== Study text ==

Combining the patient’s clinical presentation (congenital right upper limb deformity) with the above imaging findings, the following diagnoses or differentials are primarily considered:
1. Ulnar ray deficiency (Swanson classification): According to Swanson’s classification for ulnar longitudinal deficiency (ulnar aplasia or ulnar ray deficiency), Type III is characterized by complete or partial absence of the ulna and may be accompanied by humeroradial synostosis, consistent with the deformity in this case.
2. Phocomelia: Affected limbs in this condition can present with absence or severe shortening of the proximal segment. However, in this case, some degree of intact humerus and distal radius is still visible, and the hand is not entirely absent. Although it shows some similarity to Type III forearm deficiency, its features align more with ulnar ray deficiency.
3. SC Phocomelia Syndrome: Some congenital syndromes can present with similar limb developmental anomalies, but currently there is no evidence pointing to other systemic abnormalities. Further clinical data would be required to rule this out.
Taking into account the onset characteristics, imaging findings, and Swanson’s classification criteria, the most likely diagnosis is: Swanson Type III Ulnar Deficiency (ulnar aplasia with humeroradial synostosis).

===
== Given entries ==

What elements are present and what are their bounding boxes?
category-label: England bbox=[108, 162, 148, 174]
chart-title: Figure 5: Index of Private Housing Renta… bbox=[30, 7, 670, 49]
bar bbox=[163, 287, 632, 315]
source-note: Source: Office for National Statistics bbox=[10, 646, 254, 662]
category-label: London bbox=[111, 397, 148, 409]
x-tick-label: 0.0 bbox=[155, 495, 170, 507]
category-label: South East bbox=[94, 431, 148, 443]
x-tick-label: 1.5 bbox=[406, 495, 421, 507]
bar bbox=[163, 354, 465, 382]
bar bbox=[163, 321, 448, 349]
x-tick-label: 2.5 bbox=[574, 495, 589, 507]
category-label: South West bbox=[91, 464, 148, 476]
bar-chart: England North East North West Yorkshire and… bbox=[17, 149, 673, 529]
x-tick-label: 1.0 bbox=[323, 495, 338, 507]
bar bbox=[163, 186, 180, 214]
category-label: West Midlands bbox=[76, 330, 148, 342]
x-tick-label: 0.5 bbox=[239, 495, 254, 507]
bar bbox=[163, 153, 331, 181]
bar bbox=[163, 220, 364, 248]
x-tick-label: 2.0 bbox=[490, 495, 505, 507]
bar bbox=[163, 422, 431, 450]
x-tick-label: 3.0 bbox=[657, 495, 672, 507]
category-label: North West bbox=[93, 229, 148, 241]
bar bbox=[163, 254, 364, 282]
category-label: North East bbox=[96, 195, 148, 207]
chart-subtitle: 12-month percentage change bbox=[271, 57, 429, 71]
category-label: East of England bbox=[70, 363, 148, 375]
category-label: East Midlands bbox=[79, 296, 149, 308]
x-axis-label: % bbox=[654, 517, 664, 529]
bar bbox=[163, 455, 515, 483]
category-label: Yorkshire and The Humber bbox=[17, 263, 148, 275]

===

→ What is expected:
Answer these questions using the diagnostic text above.
1. In Swanson's classification, what characterizes Type III?
2. In the phocomelia entry, which bone structures are described as still visible in this case?
3. What would be needed to rule out SC Phocomelia Syndrome?

→ Answer section:
1. Complete or partial absence of the ulna, possibly accompanied by humeroradial synostosis.
2. Some degree of intact humerus and distal radius.
3. Further clinical data.